Your instructions: Copy each line in the data that includes the word "text".

Data entries for graphics
━━━━━━━━━━━━━━━━
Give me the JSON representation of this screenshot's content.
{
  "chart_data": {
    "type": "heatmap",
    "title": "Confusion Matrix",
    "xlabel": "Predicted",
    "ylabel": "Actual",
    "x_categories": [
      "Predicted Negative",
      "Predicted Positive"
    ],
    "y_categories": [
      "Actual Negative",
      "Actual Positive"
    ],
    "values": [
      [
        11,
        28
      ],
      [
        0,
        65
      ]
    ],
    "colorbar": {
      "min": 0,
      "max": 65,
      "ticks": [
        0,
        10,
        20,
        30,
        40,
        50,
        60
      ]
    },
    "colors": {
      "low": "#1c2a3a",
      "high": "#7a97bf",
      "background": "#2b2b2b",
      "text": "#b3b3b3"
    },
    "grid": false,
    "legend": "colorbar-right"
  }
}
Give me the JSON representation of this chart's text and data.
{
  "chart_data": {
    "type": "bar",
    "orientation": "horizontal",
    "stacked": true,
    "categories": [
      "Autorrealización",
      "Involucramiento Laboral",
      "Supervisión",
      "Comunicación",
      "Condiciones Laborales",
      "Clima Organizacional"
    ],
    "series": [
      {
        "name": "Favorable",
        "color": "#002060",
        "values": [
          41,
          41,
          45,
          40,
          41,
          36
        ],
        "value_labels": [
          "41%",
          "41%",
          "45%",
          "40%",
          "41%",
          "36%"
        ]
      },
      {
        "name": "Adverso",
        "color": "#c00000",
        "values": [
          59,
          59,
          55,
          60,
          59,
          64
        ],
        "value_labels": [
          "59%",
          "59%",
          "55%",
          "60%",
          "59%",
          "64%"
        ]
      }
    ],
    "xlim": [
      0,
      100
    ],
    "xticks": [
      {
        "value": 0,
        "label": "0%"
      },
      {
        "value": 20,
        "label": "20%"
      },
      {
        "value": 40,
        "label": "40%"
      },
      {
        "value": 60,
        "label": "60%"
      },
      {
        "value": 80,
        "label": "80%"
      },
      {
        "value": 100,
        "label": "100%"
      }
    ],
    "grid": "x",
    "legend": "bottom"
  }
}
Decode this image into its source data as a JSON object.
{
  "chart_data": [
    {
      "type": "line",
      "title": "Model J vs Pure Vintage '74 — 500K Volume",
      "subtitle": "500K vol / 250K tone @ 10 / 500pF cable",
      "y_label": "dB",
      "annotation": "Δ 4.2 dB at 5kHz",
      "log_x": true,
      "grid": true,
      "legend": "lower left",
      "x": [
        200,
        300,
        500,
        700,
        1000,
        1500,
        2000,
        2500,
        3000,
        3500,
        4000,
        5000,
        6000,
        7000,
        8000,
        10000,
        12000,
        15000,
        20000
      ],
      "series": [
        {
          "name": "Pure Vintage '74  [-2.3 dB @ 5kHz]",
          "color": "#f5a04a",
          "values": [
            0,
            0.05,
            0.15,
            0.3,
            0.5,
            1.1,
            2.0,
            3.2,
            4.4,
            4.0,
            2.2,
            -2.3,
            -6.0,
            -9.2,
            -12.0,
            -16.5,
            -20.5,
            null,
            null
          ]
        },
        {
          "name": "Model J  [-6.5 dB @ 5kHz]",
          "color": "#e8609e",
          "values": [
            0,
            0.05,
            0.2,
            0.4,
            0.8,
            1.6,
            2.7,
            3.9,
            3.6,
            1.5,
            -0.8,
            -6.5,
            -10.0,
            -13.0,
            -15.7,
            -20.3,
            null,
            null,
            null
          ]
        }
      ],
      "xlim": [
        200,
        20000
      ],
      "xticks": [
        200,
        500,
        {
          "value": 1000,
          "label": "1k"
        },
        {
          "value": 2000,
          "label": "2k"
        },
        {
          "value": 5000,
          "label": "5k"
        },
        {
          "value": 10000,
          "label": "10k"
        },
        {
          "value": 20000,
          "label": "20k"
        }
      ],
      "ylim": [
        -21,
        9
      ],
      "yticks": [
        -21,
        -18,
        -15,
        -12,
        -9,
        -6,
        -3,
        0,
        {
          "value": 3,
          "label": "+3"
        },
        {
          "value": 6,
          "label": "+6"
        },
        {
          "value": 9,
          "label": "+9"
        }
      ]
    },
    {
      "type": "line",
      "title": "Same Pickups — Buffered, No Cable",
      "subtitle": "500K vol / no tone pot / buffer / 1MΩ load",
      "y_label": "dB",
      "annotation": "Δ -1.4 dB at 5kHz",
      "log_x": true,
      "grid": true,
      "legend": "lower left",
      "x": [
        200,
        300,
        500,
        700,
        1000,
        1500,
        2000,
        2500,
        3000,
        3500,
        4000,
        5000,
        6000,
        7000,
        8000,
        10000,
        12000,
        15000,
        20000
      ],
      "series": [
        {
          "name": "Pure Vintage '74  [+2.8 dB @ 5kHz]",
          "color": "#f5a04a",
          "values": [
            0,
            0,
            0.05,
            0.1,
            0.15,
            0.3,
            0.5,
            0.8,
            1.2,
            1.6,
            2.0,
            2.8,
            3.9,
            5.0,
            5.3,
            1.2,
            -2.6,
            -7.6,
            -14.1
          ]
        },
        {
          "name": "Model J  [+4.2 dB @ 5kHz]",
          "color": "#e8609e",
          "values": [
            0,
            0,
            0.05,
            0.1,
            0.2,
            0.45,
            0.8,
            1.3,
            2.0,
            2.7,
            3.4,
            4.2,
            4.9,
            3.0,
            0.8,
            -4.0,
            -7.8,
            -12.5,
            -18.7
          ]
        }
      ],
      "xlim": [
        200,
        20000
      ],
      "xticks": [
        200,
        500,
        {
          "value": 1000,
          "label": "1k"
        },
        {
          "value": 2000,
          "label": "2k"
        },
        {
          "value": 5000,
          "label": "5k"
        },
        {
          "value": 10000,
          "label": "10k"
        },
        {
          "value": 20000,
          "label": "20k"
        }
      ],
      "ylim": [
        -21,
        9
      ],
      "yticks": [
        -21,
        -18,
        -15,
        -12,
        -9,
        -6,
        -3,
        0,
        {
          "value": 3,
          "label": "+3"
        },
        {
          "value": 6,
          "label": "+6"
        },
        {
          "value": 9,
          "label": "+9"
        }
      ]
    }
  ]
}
━━━━━━━━━━━━━━━━
Solved problem:
      "text": "#b3b3b3"
Give me the JSON representation of this chart's text and data.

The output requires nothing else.